## TASK INPUT:
"""

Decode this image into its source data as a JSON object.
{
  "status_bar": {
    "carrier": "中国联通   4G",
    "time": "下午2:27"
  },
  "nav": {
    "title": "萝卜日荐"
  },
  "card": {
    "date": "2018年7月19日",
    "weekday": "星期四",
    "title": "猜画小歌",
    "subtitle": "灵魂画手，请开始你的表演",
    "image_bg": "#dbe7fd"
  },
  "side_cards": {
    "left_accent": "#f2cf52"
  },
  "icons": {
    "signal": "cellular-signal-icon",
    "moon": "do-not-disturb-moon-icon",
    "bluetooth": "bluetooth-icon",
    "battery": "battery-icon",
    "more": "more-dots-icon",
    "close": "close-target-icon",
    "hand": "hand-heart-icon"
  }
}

"""

Pull out each record as written and restate it exactly.

## OUTPUT OF THE EXERCISE:
Decode this image into its source data as a JSON object.
{
  "status_bar": {
    "carrier": "中国联通   4G",
    "time": "下午2:27"
  },
  "nav": {
    "title": "萝卜日荐"
  },
  "card": {
    "date": "2018年7月19日",
    "weekday": "星期四",
    "title": "猜画小歌",
    "subtitle": "灵魂画手，请开始你的表演",
    "image_bg": "#dbe7fd"
  },
  "side_cards": {
    "left_accent": "#f2cf52"
  },
  "icons": {
    "signal": "cellular-signal-icon",
    "moon": "do-not-disturb-moon-icon",
    "bluetooth": "bluetooth-icon",
    "battery": "battery-icon",
    "more": "more-dots-icon",
    "close": "close-target-icon",
    "hand": "hand-heart-icon"
  }
}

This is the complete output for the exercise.